> WHAT YOU WILL DO:
Lines containing the string "regarding" are to be collected in full.

> SUPPLIED ENTRIES:
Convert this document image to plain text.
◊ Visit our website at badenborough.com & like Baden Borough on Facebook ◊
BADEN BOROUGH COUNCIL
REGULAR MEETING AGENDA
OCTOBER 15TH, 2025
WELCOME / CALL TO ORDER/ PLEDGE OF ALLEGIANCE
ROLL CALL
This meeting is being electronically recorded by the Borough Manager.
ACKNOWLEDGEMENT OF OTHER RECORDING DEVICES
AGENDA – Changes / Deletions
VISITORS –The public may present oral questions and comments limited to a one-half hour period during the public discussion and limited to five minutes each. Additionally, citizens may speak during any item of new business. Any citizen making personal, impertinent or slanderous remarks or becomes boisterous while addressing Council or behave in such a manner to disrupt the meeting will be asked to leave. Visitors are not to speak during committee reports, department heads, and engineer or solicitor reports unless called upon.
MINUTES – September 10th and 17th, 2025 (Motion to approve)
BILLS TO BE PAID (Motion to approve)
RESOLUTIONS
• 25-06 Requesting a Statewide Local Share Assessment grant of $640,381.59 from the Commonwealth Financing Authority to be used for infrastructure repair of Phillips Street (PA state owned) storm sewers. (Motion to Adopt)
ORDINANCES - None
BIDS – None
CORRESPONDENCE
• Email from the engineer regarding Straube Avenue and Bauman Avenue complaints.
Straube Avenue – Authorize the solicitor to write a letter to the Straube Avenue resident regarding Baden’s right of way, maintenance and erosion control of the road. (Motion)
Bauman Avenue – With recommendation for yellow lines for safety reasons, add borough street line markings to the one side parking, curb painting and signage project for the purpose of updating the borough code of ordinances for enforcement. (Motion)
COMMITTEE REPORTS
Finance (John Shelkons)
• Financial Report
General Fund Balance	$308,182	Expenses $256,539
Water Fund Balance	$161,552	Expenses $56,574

> SOLUTION FOR THIS TASK:
• Email from the engineer regarding Straube Avenue and Bauman Avenue complaints.
Straube Avenue – Authorize the solicitor to write a letter to the Straube Avenue resident regarding Baden’s right of way, maintenance and erosion control of the road. (Motion)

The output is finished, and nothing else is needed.